• _What to work on_
Set the data down again, exactly as it reads, but without the pictures.

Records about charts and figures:
....

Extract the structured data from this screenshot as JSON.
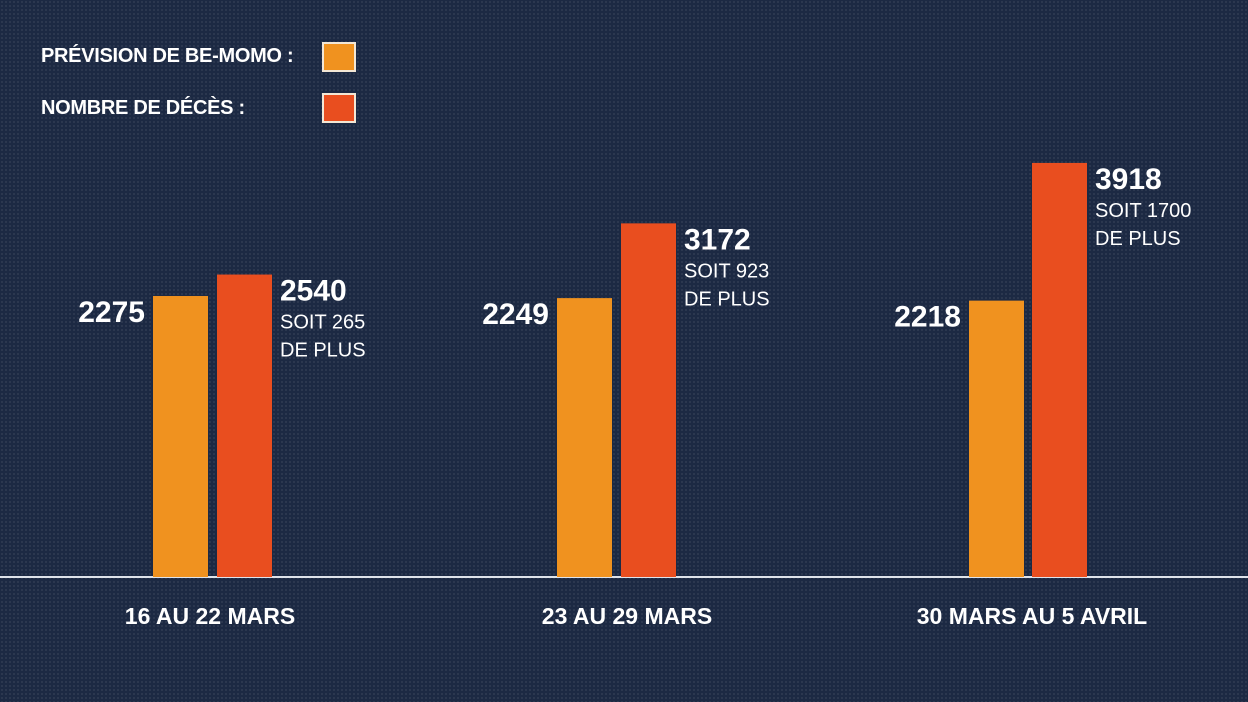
{
  "chart_data": {
    "type": "bar",
    "legend_position": "top-left",
    "grid": false,
    "categories": [
      "16 AU 22 MARS",
      "23 AU 29 MARS",
      "30 MARS AU 5 AVRIL"
    ],
    "series": [
      {
        "name": "PRÉVISION DE BE-MOMO :",
        "color": "#f0921f",
        "values": [
          2275,
          2249,
          2218
        ]
      },
      {
        "name": "NOMBRE DE DÉCÈS :",
        "color": "#e94e1f",
        "values": [
          2540,
          3172,
          3918
        ]
      }
    ],
    "annotations": [
      {
        "line1": "SOIT 265",
        "line2": "DE PLUS"
      },
      {
        "line1": "SOIT 923",
        "line2": "DE PLUS"
      },
      {
        "line1": "SOIT 1700",
        "line2": "DE PLUS"
      }
    ]
  },
  "colors": {
    "background": "#1c2943",
    "axis": "#dfe3ea"
  }
}
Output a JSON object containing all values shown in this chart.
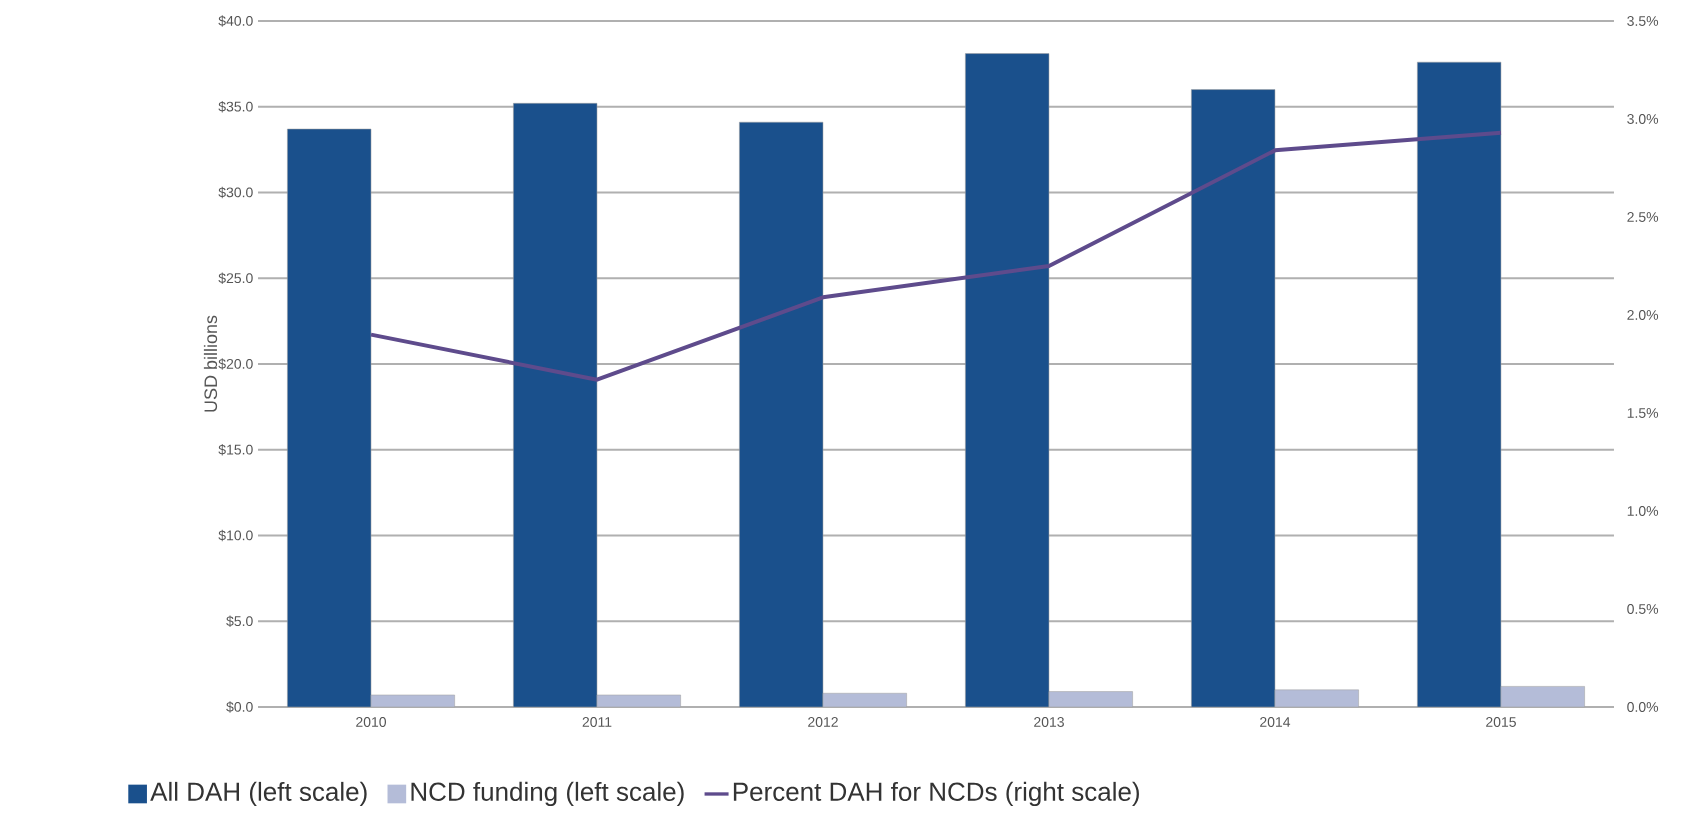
{
  "chart_data": {
    "type": "bar",
    "ylabel": "USD billions",
    "categories": [
      "2010",
      "2011",
      "2012",
      "2013",
      "2014",
      "2015"
    ],
    "series": [
      {
        "name": "All DAH (left scale)",
        "color": "#1a508c",
        "values": [
          33.7,
          35.2,
          34.1,
          38.1,
          36.0,
          37.6
        ]
      },
      {
        "name": "NCD funding (left scale)",
        "color": "#b4bcd8",
        "values": [
          0.7,
          0.7,
          0.8,
          0.9,
          1.0,
          1.2
        ]
      },
      {
        "name": "Percent DAH for NCDs (right scale)",
        "type": "line",
        "axis": "y2",
        "color": "#5e4b8c",
        "values": [
          1.9,
          1.67,
          2.09,
          2.25,
          2.84,
          2.93
        ]
      }
    ],
    "ylim": [
      0,
      40
    ],
    "yticks": [
      {
        "value": 0,
        "label": "$0.0"
      },
      {
        "value": 5,
        "label": "$5.0"
      },
      {
        "value": 10,
        "label": "$10.0"
      },
      {
        "value": 15,
        "label": "$15.0"
      },
      {
        "value": 20,
        "label": "$20.0"
      },
      {
        "value": 25,
        "label": "$25.0"
      },
      {
        "value": 30,
        "label": "$30.0"
      },
      {
        "value": 35,
        "label": "$35.0"
      },
      {
        "value": 40,
        "label": "$40.0"
      }
    ],
    "y2lim": [
      0,
      3.5
    ],
    "y2ticks": [
      {
        "value": 0,
        "label": "0.0%"
      },
      {
        "value": 0.5,
        "label": "0.5%"
      },
      {
        "value": 1,
        "label": "1.0%"
      },
      {
        "value": 1.5,
        "label": "1.5%"
      },
      {
        "value": 2,
        "label": "2.0%"
      },
      {
        "value": 2.5,
        "label": "2.5%"
      },
      {
        "value": 3,
        "label": "3.0%"
      },
      {
        "value": 3.5,
        "label": "3.5%"
      }
    ],
    "grid": "y",
    "legend": "bottom"
  }
}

....

• _Response to the exercise_
Extract the structured data from this screenshot as JSON.
{
  "chart_data": {
    "type": "bar",
    "legend_position": "top-left",
    "grid": false,
    "categories": [
      "16 AU 22 MARS",
      "23 AU 29 MARS",
      "30 MARS AU 5 AVRIL"
    ],
    "series": [
      {
        "name": "PRÉVISION DE BE-MOMO :",
        "color": "#f0921f",
        "values": [
          2275,
          2249,
          2218
        ]
      },
      {
        "name": "NOMBRE DE DÉCÈS :",
        "color": "#e94e1f",
        "values": [
          2540,
          3172,
          3918
        ]
      }
    ],
    "annotations": [
      {
        "line1": "SOIT 265",
        "line2": "DE PLUS"
      },
      {
        "line1": "SOIT 923",
        "line2": "DE PLUS"
      },
      {
        "line1": "SOIT 1700",
        "line2": "DE PLUS"
      }
    ]
  },
  "colors": {
    "background": "#1c2943",
    "axis": "#dfe3ea"
  }
}
Output a JSON object containing all values shown in this chart.
{
  "chart_data": {
    "type": "bar",
    "ylabel": "USD billions",
    "categories": [
      "2010",
      "2011",
      "2012",
      "2013",
      "2014",
      "2015"
    ],
    "series": [
      {
        "name": "All DAH (left scale)",
        "color": "#1a508c",
        "values": [
          33.7,
          35.2,
          34.1,
          38.1,
          36.0,
          37.6
        ]
      },
      {
        "name": "NCD funding (left scale)",
        "color": "#b4bcd8",
        "values": [
          0.7,
          0.7,
          0.8,
          0.9,
          1.0,
          1.2
        ]
      },
      {
        "name": "Percent DAH for NCDs (right scale)",
        "type": "line",
        "axis": "y2",
        "color": "#5e4b8c",
        "values": [
          1.9,
          1.67,
          2.09,
          2.25,
          2.84,
          2.93
        ]
      }
    ],
    "ylim": [
      0,
      40
    ],
    "yticks": [
      {
        "value": 0,
        "label": "$0.0"
      },
      {
        "value": 5,
        "label": "$5.0"
      },
      {
        "value": 10,
        "label": "$10.0"
      },
      {
        "value": 15,
        "label": "$15.0"
      },
      {
        "value": 20,
        "label": "$20.0"
      },
      {
        "value": 25,
        "label": "$25.0"
      },
      {
        "value": 30,
        "label": "$30.0"
      },
      {
        "value": 35,
        "label": "$35.0"
      },
      {
        "value": 40,
        "label": "$40.0"
      }
    ],
    "y2lim": [
      0,
      3.5
    ],
    "y2ticks": [
      {
        "value": 0,
        "label": "0.0%"
      },
      {
        "value": 0.5,
        "label": "0.5%"
      },
      {
        "value": 1,
        "label": "1.0%"
      },
      {
        "value": 1.5,
        "label": "1.5%"
      },
      {
        "value": 2,
        "label": "2.0%"
      },
      {
        "value": 2.5,
        "label": "2.5%"
      },
      {
        "value": 3,
        "label": "3.0%"
      },
      {
        "value": 3.5,
        "label": "3.5%"
      }
    ],
    "grid": "y",
    "legend": "bottom"
  }
}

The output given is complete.